Extracted material >>
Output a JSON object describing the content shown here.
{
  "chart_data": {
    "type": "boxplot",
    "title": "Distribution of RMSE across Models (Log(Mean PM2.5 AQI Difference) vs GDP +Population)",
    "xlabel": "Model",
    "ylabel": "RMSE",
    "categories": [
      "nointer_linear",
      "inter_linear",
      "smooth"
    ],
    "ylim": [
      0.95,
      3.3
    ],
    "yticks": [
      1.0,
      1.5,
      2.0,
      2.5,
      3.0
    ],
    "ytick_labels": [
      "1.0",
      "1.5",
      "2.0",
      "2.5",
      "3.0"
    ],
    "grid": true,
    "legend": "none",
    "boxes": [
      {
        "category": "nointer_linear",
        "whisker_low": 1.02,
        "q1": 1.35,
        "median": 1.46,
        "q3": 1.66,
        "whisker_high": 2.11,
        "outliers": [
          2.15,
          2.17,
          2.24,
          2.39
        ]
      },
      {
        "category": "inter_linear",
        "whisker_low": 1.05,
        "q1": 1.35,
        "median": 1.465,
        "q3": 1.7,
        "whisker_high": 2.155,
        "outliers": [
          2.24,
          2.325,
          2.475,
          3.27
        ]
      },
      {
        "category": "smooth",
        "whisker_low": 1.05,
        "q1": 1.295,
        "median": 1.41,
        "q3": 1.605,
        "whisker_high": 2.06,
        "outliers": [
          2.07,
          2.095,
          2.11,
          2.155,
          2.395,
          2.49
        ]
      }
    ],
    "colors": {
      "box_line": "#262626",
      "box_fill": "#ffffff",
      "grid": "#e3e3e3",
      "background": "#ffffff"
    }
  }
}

Written request >>
Please set down all the data word for word.

Solution for this exercise >>
Output a JSON object describing the content shown here.
{
  "chart_data": {
    "type": "boxplot",
    "title": "Distribution of RMSE across Models (Log(Mean PM2.5 AQI Difference) vs GDP +Population)",
    "xlabel": "Model",
    "ylabel": "RMSE",
    "categories": [
      "nointer_linear",
      "inter_linear",
      "smooth"
    ],
    "ylim": [
      0.95,
      3.3
    ],
    "yticks": [
      1.0,
      1.5,
      2.0,
      2.5,
      3.0
    ],
    "ytick_labels": [
      "1.0",
      "1.5",
      "2.0",
      "2.5",
      "3.0"
    ],
    "grid": true,
    "legend": "none",
    "boxes": [
      {
        "category": "nointer_linear",
        "whisker_low": 1.02,
        "q1": 1.35,
        "median": 1.46,
        "q3": 1.66,
        "whisker_high": 2.11,
        "outliers": [
          2.15,
          2.17,
          2.24,
          2.39
        ]
      },
      {
        "category": "inter_linear",
        "whisker_low": 1.05,
        "q1": 1.35,
        "median": 1.465,
        "q3": 1.7,
        "whisker_high": 2.155,
        "outliers": [
          2.24,
          2.325,
          2.475,
          3.27
        ]
      },
      {
        "category": "smooth",
        "whisker_low": 1.05,
        "q1": 1.295,
        "median": 1.41,
        "q3": 1.605,
        "whisker_high": 2.06,
        "outliers": [
          2.07,
          2.095,
          2.11,
          2.155,
          2.395,
          2.49
        ]
      }
    ],
    "colors": {
      "box_line": "#262626",
      "box_fill": "#ffffff",
      "grid": "#e3e3e3",
      "background": "#ffffff"
    }
  }
}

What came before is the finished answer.